Goal:
Which lines below hold the word "text"? Copy all of them.

Supplied information:

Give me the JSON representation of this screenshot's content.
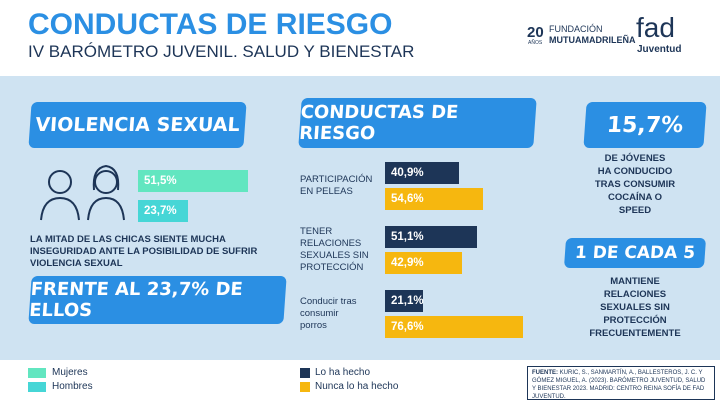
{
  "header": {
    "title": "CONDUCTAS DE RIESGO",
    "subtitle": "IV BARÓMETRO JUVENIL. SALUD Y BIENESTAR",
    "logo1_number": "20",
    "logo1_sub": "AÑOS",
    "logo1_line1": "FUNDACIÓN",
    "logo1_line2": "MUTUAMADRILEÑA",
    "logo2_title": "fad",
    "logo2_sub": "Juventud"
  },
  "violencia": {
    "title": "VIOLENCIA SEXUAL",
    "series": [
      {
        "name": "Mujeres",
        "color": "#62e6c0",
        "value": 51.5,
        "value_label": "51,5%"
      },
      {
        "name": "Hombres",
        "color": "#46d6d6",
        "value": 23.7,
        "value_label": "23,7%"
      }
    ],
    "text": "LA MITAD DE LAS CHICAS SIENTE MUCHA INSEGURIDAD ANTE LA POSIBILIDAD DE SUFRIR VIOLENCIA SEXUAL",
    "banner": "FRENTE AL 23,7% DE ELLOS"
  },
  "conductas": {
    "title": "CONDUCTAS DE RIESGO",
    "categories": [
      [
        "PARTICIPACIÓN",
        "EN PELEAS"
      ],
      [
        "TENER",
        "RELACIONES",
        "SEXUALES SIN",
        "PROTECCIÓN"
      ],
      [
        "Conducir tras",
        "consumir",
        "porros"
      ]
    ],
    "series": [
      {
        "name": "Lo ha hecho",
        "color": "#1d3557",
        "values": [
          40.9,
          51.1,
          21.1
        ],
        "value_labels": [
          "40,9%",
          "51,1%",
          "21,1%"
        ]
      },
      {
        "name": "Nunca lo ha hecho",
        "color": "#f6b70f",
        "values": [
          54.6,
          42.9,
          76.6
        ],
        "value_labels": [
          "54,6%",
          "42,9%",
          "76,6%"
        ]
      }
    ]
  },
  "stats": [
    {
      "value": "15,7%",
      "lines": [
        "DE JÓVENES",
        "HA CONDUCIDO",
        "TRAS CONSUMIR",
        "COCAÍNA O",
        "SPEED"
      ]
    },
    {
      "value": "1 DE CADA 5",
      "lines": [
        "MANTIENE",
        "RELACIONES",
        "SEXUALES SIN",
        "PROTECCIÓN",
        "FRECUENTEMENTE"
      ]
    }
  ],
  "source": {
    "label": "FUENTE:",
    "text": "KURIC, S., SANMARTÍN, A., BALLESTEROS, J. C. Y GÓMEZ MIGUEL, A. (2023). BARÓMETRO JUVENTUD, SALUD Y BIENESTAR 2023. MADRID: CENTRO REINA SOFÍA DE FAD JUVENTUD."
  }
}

==

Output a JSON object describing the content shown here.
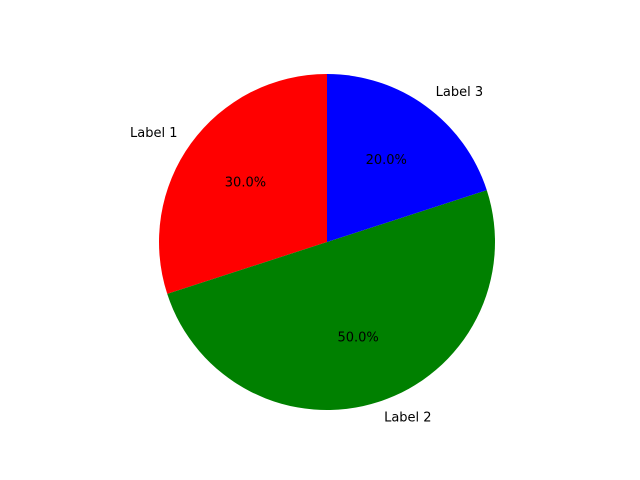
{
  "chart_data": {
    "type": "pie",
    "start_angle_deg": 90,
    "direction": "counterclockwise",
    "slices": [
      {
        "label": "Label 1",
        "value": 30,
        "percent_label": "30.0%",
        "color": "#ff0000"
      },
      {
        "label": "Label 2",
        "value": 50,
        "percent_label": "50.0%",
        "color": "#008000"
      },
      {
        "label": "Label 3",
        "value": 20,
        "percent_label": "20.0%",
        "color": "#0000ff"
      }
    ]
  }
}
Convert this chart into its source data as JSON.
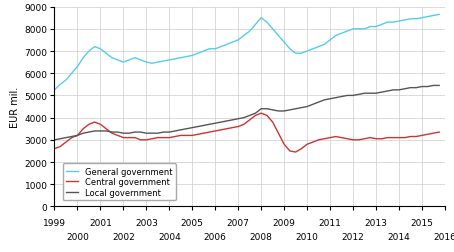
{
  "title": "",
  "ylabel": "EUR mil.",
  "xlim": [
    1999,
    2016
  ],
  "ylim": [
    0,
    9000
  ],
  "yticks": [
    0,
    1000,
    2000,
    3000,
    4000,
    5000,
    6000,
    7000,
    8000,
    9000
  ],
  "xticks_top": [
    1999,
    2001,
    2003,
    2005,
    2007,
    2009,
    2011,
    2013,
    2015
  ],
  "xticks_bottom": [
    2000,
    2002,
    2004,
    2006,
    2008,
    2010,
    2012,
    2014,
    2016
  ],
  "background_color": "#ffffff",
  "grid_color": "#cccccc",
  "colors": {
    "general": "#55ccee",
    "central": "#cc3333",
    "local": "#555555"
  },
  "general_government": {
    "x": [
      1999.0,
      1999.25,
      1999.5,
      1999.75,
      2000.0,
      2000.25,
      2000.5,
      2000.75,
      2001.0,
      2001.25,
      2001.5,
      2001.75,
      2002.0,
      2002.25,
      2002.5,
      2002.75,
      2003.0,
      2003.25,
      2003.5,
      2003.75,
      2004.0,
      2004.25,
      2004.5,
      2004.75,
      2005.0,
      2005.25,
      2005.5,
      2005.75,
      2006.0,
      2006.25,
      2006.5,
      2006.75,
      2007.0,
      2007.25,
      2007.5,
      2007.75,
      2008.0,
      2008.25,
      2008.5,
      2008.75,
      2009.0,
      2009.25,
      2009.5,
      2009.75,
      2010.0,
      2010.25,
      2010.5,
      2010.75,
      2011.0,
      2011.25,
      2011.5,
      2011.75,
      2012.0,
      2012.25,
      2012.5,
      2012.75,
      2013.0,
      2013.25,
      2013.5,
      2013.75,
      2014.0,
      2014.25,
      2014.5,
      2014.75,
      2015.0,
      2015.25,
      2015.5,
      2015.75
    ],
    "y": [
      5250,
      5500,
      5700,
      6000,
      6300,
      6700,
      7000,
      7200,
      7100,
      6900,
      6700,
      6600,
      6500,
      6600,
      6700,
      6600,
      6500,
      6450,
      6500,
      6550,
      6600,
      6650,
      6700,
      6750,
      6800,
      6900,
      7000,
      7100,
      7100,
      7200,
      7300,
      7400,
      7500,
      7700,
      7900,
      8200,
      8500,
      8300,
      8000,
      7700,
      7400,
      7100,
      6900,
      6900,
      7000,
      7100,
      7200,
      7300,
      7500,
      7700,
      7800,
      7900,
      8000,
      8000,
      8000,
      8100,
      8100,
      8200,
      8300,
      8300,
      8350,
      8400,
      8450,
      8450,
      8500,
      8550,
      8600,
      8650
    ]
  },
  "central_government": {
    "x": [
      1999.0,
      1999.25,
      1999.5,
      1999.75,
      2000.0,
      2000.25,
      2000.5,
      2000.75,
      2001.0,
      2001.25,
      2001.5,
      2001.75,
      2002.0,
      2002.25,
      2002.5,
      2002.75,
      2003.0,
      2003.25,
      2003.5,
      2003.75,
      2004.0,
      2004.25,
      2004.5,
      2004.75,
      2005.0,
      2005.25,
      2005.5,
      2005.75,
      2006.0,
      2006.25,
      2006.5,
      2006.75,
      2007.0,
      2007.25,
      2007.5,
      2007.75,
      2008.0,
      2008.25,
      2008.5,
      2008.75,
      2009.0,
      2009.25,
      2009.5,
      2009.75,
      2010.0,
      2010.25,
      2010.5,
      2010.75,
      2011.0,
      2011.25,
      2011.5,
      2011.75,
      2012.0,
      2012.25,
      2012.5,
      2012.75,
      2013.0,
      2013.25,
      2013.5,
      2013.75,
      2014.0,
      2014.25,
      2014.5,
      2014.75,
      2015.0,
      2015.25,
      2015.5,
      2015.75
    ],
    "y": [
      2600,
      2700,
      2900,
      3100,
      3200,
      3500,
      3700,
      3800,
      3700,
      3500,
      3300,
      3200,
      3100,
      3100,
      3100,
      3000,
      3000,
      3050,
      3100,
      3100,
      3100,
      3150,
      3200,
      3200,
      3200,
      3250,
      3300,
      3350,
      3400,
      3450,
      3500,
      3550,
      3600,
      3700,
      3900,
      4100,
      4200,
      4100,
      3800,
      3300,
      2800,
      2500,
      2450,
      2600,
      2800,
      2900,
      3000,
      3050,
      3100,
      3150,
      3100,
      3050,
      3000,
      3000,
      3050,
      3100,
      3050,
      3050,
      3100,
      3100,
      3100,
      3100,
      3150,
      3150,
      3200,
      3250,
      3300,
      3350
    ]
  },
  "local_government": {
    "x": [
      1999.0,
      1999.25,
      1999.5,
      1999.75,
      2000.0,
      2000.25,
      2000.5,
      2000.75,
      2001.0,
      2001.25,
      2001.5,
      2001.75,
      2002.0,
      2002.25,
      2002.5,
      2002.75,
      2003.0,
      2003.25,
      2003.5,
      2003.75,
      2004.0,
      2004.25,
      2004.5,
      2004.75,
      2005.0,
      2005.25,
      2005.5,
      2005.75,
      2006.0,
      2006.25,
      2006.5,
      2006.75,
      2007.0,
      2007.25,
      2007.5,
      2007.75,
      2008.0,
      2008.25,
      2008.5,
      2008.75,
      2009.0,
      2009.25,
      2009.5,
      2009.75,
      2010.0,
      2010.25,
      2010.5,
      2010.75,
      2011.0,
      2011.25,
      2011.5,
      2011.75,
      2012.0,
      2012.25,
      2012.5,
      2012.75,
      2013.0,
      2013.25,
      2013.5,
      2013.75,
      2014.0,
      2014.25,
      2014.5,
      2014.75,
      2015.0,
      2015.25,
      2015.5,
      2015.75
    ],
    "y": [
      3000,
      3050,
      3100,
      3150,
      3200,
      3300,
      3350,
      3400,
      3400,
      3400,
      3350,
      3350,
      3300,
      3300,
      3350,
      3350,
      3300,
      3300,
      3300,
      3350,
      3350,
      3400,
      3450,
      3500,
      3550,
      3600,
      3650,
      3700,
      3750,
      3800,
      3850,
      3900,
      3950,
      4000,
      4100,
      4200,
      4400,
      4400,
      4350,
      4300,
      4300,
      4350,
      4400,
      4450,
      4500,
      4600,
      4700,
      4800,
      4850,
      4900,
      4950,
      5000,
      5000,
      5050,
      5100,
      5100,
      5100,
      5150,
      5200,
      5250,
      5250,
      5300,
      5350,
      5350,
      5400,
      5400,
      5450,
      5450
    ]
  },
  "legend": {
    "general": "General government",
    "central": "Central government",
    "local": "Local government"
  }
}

Solution below:
    "text": "LA MITAD DE LAS CHICAS SIENTE MUCHA INSEGURIDAD ANTE LA POSIBILIDAD DE SUFRIR VIOLENCIA SEXUAL",
    "text": "KURIC, S., SANMARTÍN, A., BALLESTEROS, J. C. Y GÓMEZ MIGUEL, A. (2023). BARÓMETRO JUVENTUD, SALUD Y BIENESTAR 2023. MADRID: CENTRO REINA SOFÍA DE FAD JUVENTUD."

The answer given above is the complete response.